- **Extracted data**:
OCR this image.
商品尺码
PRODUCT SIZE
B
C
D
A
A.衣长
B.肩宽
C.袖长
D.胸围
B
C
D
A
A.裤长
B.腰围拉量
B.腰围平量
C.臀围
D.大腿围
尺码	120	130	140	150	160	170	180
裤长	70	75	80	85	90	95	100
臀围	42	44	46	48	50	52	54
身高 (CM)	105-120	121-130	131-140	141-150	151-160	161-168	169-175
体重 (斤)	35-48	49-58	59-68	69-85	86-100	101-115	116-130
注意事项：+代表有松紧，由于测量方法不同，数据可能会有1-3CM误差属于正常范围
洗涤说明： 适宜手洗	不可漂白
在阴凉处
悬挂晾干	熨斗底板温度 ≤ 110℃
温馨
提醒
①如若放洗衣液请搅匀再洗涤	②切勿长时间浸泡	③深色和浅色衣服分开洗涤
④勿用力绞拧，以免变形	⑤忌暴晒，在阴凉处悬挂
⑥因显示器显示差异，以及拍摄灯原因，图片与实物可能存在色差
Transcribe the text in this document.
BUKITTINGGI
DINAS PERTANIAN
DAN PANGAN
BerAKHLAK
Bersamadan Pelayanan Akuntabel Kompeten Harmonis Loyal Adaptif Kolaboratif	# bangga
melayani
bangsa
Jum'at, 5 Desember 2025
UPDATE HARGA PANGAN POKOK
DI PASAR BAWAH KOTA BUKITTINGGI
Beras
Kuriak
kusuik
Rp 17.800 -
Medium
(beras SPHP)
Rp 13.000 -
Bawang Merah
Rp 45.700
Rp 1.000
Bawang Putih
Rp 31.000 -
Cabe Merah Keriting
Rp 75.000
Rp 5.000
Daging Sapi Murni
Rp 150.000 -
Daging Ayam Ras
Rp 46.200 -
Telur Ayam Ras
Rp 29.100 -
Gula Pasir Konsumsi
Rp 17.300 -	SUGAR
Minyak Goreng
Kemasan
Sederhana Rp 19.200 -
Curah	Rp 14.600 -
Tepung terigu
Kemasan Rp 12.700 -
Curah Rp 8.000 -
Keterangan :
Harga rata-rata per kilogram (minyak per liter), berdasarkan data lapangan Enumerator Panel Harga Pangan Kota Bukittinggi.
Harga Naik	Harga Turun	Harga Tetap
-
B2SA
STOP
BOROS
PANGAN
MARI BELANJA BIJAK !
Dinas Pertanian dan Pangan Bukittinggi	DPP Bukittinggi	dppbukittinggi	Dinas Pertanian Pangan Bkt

- **Instruction**:
Please repeat the listing exactly, with nothing left out.

- **Answer to the problem**:
OCR this image.
商品尺码
PRODUCT SIZE
B
C
D
A
A.衣长
B.肩宽
C.袖长
D.胸围
B
C
D
A
A.裤长
B.腰围拉量
B.腰围平量
C.臀围
D.大腿围
尺码	120	130	140	150	160	170	180
裤长	70	75	80	85	90	95	100
臀围	42	44	46	48	50	52	54
身高 (CM)	105-120	121-130	131-140	141-150	151-160	161-168	169-175
体重 (斤)	35-48	49-58	59-68	69-85	86-100	101-115	116-130
注意事项：+代表有松紧，由于测量方法不同，数据可能会有1-3CM误差属于正常范围
洗涤说明： 适宜手洗	不可漂白
在阴凉处
悬挂晾干	熨斗底板温度 ≤ 110℃
温馨
提醒
①如若放洗衣液请搅匀再洗涤	②切勿长时间浸泡	③深色和浅色衣服分开洗涤
④勿用力绞拧，以免变形	⑤忌暴晒，在阴凉处悬挂
⑥因显示器显示差异，以及拍摄灯原因，图片与实物可能存在色差
Transcribe the text in this document.
BUKITTINGGI
DINAS PERTANIAN
DAN PANGAN
BerAKHLAK
Bersamadan Pelayanan Akuntabel Kompeten Harmonis Loyal Adaptif Kolaboratif	# bangga
melayani
bangsa
Jum'at, 5 Desember 2025
UPDATE HARGA PANGAN POKOK
DI PASAR BAWAH KOTA BUKITTINGGI
Beras
Kuriak
kusuik
Rp 17.800 -
Medium
(beras SPHP)
Rp 13.000 -
Bawang Merah
Rp 45.700
Rp 1.000
Bawang Putih
Rp 31.000 -
Cabe Merah Keriting
Rp 75.000
Rp 5.000
Daging Sapi Murni
Rp 150.000 -
Daging Ayam Ras
Rp 46.200 -
Telur Ayam Ras
Rp 29.100 -
Gula Pasir Konsumsi
Rp 17.300 -	SUGAR
Minyak Goreng
Kemasan
Sederhana Rp 19.200 -
Curah	Rp 14.600 -
Tepung terigu
Kemasan Rp 12.700 -
Curah Rp 8.000 -
Keterangan :
Harga rata-rata per kilogram (minyak per liter), berdasarkan data lapangan Enumerator Panel Harga Pangan Kota Bukittinggi.
Harga Naik	Harga Turun	Harga Tetap
-
B2SA
STOP
BOROS
PANGAN
MARI BELANJA BIJAK !
Dinas Pertanian dan Pangan Bukittinggi	DPP Bukittinggi	dppbukittinggi	Dinas Pertanian Pangan Bkt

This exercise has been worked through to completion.